- The task: Put every line from the beginning of the entries through the line containing "blurred-tab: [420, 2, 480, 14]", both ends included, into a JSON list of strings with one string per line and no blank lines.

- Dataset rows:
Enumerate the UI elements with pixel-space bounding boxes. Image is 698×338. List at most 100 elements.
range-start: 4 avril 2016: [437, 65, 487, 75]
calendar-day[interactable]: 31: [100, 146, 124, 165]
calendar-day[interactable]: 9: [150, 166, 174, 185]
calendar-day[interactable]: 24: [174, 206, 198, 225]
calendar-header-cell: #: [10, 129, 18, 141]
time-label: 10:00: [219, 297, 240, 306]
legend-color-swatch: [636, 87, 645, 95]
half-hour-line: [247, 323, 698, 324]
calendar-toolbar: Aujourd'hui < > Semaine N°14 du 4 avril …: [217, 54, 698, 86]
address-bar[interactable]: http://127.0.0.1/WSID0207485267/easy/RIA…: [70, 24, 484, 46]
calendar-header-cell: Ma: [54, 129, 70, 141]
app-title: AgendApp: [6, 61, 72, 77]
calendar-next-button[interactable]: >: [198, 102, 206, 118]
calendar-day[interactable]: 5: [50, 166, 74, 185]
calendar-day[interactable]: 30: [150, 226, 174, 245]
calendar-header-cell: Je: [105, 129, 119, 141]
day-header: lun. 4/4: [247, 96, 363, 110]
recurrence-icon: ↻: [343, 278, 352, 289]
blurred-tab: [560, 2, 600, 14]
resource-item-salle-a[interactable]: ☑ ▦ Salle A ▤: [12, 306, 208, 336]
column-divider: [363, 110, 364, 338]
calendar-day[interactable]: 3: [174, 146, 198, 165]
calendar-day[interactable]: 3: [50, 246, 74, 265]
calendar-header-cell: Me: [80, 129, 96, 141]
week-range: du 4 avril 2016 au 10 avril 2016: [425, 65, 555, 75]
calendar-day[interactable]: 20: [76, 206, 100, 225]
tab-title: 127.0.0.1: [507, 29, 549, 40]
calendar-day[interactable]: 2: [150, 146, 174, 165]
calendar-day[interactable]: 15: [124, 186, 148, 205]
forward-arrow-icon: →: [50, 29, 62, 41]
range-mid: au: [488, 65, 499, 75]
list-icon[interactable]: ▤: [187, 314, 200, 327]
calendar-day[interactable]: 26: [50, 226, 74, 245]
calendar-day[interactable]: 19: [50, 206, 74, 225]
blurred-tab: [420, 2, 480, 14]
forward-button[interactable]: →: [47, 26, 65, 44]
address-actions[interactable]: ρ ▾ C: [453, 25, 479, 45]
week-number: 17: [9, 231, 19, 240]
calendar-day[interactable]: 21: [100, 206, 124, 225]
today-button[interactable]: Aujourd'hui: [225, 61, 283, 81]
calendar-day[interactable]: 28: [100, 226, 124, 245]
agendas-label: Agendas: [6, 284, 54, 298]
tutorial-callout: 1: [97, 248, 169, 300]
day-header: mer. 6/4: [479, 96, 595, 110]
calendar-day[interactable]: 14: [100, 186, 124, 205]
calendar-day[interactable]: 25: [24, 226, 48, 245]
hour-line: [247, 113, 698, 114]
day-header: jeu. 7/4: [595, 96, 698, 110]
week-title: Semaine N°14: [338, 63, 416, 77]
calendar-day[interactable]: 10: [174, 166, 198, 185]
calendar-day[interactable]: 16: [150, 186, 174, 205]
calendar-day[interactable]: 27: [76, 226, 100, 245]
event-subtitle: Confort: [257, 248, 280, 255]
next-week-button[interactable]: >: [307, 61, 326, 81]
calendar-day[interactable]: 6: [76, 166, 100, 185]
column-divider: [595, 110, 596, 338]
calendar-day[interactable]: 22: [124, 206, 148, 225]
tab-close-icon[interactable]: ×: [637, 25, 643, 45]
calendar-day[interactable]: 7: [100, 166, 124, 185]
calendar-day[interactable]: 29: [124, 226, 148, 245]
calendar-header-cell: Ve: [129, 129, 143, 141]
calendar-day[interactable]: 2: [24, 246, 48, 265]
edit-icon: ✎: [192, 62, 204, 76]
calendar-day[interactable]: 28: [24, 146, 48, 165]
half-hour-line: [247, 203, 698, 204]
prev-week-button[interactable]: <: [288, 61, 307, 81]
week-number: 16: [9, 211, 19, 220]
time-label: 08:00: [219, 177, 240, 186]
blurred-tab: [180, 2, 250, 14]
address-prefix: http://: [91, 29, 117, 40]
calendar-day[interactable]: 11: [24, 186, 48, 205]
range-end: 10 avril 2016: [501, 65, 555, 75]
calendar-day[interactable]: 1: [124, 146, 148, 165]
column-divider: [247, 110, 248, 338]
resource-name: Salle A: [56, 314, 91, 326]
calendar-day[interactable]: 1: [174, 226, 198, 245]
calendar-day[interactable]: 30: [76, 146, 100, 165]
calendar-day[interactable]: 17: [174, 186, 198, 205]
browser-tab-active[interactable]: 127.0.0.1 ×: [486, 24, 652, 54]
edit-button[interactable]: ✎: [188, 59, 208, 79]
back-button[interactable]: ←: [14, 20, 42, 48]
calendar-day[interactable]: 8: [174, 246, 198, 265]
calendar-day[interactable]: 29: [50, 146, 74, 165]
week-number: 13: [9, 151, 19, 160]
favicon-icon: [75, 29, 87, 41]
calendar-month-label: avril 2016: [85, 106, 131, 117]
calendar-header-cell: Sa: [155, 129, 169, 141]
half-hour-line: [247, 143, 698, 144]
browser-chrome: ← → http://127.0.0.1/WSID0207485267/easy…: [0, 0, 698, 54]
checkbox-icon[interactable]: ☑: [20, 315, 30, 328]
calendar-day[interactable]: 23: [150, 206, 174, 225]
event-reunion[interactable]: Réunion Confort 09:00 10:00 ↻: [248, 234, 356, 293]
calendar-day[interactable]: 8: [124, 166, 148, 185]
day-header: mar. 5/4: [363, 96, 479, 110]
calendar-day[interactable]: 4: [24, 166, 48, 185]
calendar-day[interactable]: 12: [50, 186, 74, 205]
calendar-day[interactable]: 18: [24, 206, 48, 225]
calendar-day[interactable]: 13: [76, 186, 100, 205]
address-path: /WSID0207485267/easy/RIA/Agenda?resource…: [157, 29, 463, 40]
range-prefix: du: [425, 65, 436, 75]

- Result for this exercise:
[
  "Enumerate the UI elements with pixel-space bounding boxes. Image is 698×338. List at most 100 elements.",
  "range-start: 4 avril 2016: [437, 65, 487, 75]",
  "calendar-day[interactable]: 31: [100, 146, 124, 165]",
  "calendar-day[interactable]: 9: [150, 166, 174, 185]",
  "calendar-day[interactable]: 24: [174, 206, 198, 225]",
  "calendar-header-cell: #: [10, 129, 18, 141]",
  "time-label: 10:00: [219, 297, 240, 306]",
  "legend-color-swatch: [636, 87, 645, 95]",
  "half-hour-line: [247, 323, 698, 324]",
  "calendar-toolbar: Aujourd'hui < > Semaine N°14 du 4 avril …: [217, 54, 698, 86]",
  "address-bar[interactable]: http://127.0.0.1/WSID0207485267/easy/RIA…: [70, 24, 484, 46]",
  "calendar-header-cell: Ma: [54, 129, 70, 141]",
  "app-title: AgendApp: [6, 61, 72, 77]",
  "calendar-next-button[interactable]: >: [198, 102, 206, 118]",
  "calendar-day[interactable]: 5: [50, 166, 74, 185]",
  "calendar-day[interactable]: 30: [150, 226, 174, 245]",
  "calendar-header-cell: Je: [105, 129, 119, 141]",
  "day-header: lun. 4/4: [247, 96, 363, 110]",
  "recurrence-icon: ↻: [343, 278, 352, 289]",
  "blurred-tab: [560, 2, 600, 14]",
  "resource-item-salle-a[interactable]: ☑ ▦ Salle A ▤: [12, 306, 208, 336]",
  "column-divider: [363, 110, 364, 338]",
  "calendar-day[interactable]: 3: [174, 146, 198, 165]",
  "calendar-day[interactable]: 3: [50, 246, 74, 265]",
  "calendar-header-cell: Me: [80, 129, 96, 141]",
  "week-range: du 4 avril 2016 au 10 avril 2016: [425, 65, 555, 75]",
  "calendar-day[interactable]: 20: [76, 206, 100, 225]",
  "tab-title: 127.0.0.1: [507, 29, 549, 40]",
  "calendar-day[interactable]: 2: [150, 146, 174, 165]",
  "calendar-day[interactable]: 15: [124, 186, 148, 205]",
  "forward-arrow-icon: →: [50, 29, 62, 41]",
  "range-mid: au: [488, 65, 499, 75]",
  "list-icon[interactable]: ▤: [187, 314, 200, 327]",
  "calendar-day[interactable]: 26: [50, 226, 74, 245]",
  "calendar-day[interactable]: 19: [50, 206, 74, 225]",
  "blurred-tab: [420, 2, 480, 14]"
]